DO THIS: Count every line of the listing where the string "image" occurs, and reply with the count alone.

>> Start PROVIDED RECORDS

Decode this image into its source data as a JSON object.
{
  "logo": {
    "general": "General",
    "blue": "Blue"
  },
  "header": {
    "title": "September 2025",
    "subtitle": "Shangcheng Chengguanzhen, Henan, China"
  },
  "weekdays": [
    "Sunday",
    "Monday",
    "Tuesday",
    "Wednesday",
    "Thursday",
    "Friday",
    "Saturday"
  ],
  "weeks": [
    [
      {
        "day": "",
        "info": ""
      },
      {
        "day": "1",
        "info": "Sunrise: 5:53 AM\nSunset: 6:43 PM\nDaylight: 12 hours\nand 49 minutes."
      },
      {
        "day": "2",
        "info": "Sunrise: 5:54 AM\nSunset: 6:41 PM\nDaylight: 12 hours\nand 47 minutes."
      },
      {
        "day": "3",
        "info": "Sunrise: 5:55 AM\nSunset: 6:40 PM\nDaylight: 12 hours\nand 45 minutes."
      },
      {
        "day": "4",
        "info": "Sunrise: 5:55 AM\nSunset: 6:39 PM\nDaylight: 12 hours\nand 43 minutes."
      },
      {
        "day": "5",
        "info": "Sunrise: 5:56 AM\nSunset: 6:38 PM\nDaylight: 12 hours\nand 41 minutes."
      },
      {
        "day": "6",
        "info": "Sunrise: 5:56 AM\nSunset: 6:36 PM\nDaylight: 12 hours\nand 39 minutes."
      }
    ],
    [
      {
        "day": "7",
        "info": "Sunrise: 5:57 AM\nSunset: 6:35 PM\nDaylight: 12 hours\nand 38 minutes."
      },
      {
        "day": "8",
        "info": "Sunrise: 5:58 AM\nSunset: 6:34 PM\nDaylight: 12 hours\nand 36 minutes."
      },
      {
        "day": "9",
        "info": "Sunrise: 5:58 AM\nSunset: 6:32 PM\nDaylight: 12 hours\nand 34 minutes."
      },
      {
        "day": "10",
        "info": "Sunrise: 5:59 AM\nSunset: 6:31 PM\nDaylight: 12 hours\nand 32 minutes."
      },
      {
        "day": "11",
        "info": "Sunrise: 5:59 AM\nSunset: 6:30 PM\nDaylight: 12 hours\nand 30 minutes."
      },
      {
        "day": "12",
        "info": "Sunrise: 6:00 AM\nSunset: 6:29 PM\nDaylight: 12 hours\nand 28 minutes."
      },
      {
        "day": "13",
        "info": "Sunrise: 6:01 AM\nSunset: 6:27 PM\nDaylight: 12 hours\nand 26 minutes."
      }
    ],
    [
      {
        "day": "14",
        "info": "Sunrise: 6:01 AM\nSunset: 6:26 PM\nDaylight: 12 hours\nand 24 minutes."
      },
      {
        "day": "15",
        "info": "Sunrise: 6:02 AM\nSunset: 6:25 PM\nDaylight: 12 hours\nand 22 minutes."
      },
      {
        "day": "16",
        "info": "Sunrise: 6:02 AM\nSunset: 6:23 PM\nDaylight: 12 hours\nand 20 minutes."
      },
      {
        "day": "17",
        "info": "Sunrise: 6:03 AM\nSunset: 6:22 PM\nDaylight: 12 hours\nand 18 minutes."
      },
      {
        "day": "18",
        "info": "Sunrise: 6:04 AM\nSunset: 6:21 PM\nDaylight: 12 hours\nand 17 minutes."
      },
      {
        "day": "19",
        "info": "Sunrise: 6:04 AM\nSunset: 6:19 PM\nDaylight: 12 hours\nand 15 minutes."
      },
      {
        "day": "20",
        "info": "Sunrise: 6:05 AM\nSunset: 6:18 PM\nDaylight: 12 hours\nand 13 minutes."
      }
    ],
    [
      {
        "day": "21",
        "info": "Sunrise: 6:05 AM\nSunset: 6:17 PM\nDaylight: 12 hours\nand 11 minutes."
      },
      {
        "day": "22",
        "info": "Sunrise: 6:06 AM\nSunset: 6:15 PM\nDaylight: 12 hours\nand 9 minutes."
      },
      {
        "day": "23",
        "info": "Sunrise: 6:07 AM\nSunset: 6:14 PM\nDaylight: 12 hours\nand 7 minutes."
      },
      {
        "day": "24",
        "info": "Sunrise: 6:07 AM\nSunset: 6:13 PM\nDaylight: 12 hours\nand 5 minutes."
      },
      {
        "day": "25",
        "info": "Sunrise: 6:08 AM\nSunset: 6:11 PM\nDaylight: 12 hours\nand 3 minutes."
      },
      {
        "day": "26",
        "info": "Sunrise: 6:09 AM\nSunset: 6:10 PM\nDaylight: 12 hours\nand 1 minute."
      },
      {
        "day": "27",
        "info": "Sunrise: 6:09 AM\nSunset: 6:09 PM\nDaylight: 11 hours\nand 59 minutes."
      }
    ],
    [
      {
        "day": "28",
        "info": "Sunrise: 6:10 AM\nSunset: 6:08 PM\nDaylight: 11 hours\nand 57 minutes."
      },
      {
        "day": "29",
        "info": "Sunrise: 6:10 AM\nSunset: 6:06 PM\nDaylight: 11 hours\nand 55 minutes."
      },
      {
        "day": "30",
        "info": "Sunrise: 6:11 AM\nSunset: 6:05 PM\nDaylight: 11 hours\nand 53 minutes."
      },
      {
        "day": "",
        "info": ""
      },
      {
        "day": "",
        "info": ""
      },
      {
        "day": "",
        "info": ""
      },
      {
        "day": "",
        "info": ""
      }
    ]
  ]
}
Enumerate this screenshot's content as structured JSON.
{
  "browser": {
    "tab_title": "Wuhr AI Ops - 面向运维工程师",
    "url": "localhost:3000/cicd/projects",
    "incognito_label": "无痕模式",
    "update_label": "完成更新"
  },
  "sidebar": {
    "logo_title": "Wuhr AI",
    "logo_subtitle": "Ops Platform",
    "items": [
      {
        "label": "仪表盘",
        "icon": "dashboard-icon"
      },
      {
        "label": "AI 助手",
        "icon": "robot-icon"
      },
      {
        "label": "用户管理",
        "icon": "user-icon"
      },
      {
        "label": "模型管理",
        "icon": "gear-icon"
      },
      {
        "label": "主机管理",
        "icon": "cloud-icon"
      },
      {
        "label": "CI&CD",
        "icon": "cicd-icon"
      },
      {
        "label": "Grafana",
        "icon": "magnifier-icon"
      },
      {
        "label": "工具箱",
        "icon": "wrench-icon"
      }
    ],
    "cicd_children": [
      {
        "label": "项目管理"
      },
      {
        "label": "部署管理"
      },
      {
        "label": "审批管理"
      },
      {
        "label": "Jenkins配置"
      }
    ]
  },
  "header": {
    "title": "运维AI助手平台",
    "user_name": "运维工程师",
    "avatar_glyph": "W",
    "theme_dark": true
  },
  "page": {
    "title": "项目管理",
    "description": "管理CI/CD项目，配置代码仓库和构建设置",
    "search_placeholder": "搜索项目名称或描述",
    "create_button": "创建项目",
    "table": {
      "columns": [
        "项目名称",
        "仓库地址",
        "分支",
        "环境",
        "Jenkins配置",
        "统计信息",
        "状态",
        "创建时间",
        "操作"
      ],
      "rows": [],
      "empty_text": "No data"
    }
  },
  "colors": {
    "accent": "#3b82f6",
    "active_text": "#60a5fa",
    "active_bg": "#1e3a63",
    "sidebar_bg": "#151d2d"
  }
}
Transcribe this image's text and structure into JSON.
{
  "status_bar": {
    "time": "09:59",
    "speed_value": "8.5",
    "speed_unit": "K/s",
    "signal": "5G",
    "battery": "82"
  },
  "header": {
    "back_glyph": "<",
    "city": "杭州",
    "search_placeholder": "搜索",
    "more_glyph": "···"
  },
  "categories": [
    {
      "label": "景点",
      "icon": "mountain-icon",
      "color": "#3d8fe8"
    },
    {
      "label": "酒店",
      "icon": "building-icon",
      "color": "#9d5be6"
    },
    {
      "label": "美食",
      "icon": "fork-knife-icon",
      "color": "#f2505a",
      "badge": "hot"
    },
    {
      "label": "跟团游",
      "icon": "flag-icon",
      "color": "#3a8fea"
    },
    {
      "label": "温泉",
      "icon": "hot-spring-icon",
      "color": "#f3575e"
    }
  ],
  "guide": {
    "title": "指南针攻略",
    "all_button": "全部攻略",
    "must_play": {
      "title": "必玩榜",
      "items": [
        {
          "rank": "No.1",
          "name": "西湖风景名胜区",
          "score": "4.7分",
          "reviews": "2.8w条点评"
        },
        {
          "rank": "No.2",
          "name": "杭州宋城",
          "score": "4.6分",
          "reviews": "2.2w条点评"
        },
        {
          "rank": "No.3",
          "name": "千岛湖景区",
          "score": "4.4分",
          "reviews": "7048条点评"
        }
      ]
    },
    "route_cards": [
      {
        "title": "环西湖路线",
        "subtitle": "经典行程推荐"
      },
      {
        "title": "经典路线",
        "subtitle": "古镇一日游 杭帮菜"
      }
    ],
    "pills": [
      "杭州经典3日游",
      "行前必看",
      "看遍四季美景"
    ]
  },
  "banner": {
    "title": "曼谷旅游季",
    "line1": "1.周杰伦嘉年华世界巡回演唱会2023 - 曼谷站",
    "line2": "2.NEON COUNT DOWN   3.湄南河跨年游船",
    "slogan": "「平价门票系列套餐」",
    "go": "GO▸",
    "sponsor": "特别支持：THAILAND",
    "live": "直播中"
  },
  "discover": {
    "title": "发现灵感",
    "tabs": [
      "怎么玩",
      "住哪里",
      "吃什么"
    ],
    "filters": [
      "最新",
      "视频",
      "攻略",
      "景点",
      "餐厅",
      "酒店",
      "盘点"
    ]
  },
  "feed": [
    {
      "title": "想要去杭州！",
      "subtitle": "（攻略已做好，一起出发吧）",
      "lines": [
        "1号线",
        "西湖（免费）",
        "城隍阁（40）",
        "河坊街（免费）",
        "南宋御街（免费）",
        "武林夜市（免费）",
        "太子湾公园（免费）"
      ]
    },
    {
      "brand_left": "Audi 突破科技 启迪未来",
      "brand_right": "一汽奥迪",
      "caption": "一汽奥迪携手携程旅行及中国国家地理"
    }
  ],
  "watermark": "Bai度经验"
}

>> End PROVIDED RECORDS

RESULT: 2